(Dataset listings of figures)
--------

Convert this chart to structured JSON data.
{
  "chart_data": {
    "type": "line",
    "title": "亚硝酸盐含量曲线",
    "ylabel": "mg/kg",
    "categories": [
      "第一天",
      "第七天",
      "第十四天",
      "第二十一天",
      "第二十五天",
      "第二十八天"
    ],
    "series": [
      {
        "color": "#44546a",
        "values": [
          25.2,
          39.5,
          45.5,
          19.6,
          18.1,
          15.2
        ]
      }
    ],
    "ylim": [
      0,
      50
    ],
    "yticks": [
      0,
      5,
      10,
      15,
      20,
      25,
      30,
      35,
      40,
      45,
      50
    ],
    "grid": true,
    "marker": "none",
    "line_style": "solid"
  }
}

--------

WHAT TO WORK ON: Write out the entries in full, exactly as given.

ANSWER TO THIS PROBLEM:
Convert this chart to structured JSON data.
{
  "chart_data": {
    "type": "line",
    "title": "亚硝酸盐含量曲线",
    "ylabel": "mg/kg",
    "categories": [
      "第一天",
      "第七天",
      "第十四天",
      "第二十一天",
      "第二十五天",
      "第二十八天"
    ],
    "series": [
      {
        "color": "#44546a",
        "values": [
          25.2,
          39.5,
          45.5,
          19.6,
          18.1,
          15.2
        ]
      }
    ],
    "ylim": [
      0,
      50
    ],
    "yticks": [
      0,
      5,
      10,
      15,
      20,
      25,
      30,
      35,
      40,
      45,
      50
    ],
    "grid": true,
    "marker": "none",
    "line_style": "solid"
  }
}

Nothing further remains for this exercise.